From the listing below, work out how many lines contain "甜味苹果枝或芽作为砧木". Reply with that number only.

-- Begin Information given --

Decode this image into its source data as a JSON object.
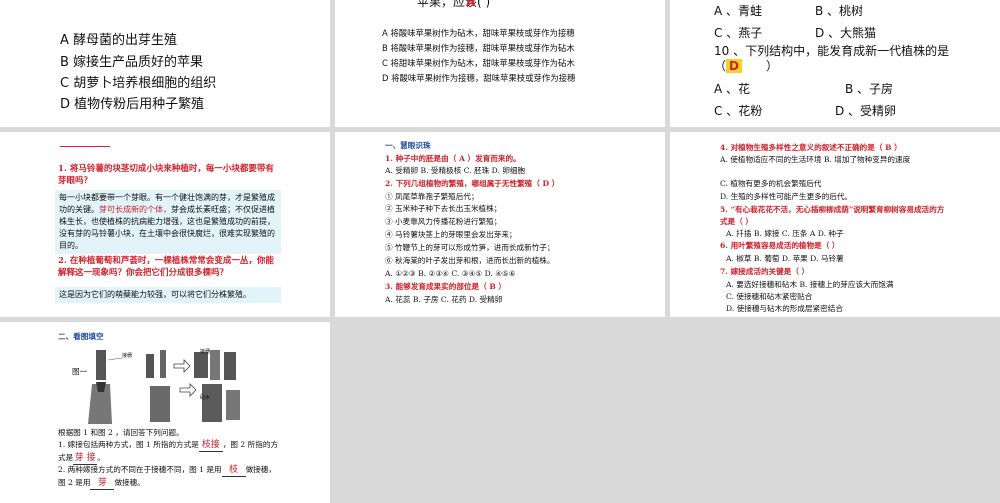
{
  "slide1": {
    "options": [
      "A 酵母菌的出芽生殖",
      "B 嫁接生产品质好的苹果",
      "C 胡萝卜培养根细胞的组织",
      "D 植物传粉后用种子繁殖"
    ]
  },
  "slide2": {
    "top_text": "苹果，应该(  )",
    "answer": "A",
    "options": [
      "A 将酸味苹果树作为砧木，甜味苹果枝或芽作为接穗",
      "B 将酸味苹果树作为接穗，甜味苹果枝或芽作为砧木",
      "C 将甜味苹果树作为砧木，甜味苹果枝或芽作为砧木",
      "D 将酸味苹果树作为接穗，甜味苹果枝或芽作为接穗"
    ]
  },
  "slide3": {
    "row1": [
      "A 、青蛙",
      "B 、桃树"
    ],
    "row2": [
      "C 、燕子",
      "D 、大熊猫"
    ],
    "q10": "10 、下列结构中，能发育成新一代植株的是",
    "q10_paren_open": "（",
    "q10_answer": "D",
    "q10_paren_close": "）",
    "row3": [
      "A 、花",
      "B 、子房"
    ],
    "row4": [
      "C 、花粉",
      "D 、受精卵"
    ]
  },
  "slide4": {
    "q1": "1. 将马铃薯的块茎切成小块来种植时，每一小块都要带有芽眼吗？",
    "a1_part1": "每一小块都要带一个芽眼。有一个健壮饱满的芽，才是繁殖成功的关键。",
    "a1_red": "芽可长成新的个体，",
    "a1_part2": "芽会成长素旺盛；不仅促进植株生长，也使植株的抗病能力增强，这也是繁殖成功的前提，没有芽的马铃薯小块，在土壤中会很快腐烂，很难实现繁殖的目的。",
    "q2": "2. 在种植葡萄和芦荟时，一棵植株常常会变成一丛，你能解释这一现象吗？你会把它们分成很多棵吗？",
    "a2": "这是因为它们的萌蘖能力较强，可以将它们分株繁殖。"
  },
  "slide5": {
    "title": "一、慧眼识珠",
    "q1": "1. 种子中的胚是由（ A ）发育而来的。",
    "q1_opts": "A. 受精卵   B. 受精极核   C. 胚珠   D. 卵细胞",
    "q2": "2. 下列几组植物的繁殖，哪组属于无性繁殖（ D ）",
    "q2_items": [
      "① 凤尾草靠孢子繁殖后代；",
      "② 玉米种子种下去长出玉米植株；",
      "③ 小麦靠风力传播花粉进行繁殖；",
      "④ 马铃薯块茎上的芽眼里会发出芽来；",
      "⑤ 竹鞭节上的芽可以形成竹笋，进而长成新竹子；",
      "⑥ 秋海棠的叶子发出芽和根，进而长出新的植株。"
    ],
    "q2_opts": "A. ①②③   B. ②③④   C. ③④⑤   D. ④⑤⑥",
    "q3": "3. 能够发育成果实的部位是（ B ）",
    "q3_opts": "A. 花蕊   B. 子房   C. 花药   D. 受精卵"
  },
  "slide6": {
    "q4": "4. 对植物生殖多样性之意义的叙述不正确的是（ B ）",
    "q4_opts": [
      "A. 使植物适应不同的生活环境   B. 增加了物种变异的速度",
      "C. 植物有更多的机会繁殖后代",
      "D. 生殖的多样性可能产生更多的后代。"
    ],
    "q5": "5. “有心栽花花不活，无心插柳柳成荫”说明繁育柳树容易成活的方式是（ ）",
    "q5_opts": "A. 扦插   B. 嫁接   C. 压条 A  D. 种子",
    "q6": "6. 用叶繁殖容易成活的植物是（ ）",
    "q6_opts": "A. 椒草   B. 葡萄   D. 苹果   D. 马铃薯",
    "q7": "7. 嫁接成活的关键是（ ）",
    "q7_opts": [
      "A. 要选好接穗和砧木    B. 接穗上的芽应该大而饱满",
      "C. 使接穗和砧木紧密贴合",
      "D. 使接穗与砧木的形成层紧密结合"
    ]
  },
  "slide7": {
    "title": "二、看图填空",
    "fig1_label": "图一",
    "fig_label_top": "接穗",
    "fig_label_bottom": "砧木",
    "intro": "根据图 1 和图 2 ，请回答下列问题。",
    "q1_a": "1. 嫁接包括两种方式，图 1 所指的方式是",
    "q1_ans1": "枝接",
    "q1_b": "，图 2 所指的方式是",
    "q1_ans2": "芽 接",
    "q1_c": "。",
    "q2_a": "2. 两种嫁接方式的不同在于接穗不同，图 1 是用",
    "q2_ans1": "枝",
    "q2_b": "做接穗，图 2 是用",
    "q2_ans2": "芽",
    "q2_c": "做接穗。"
  }
}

-- End Information given --

• [Right answer] 2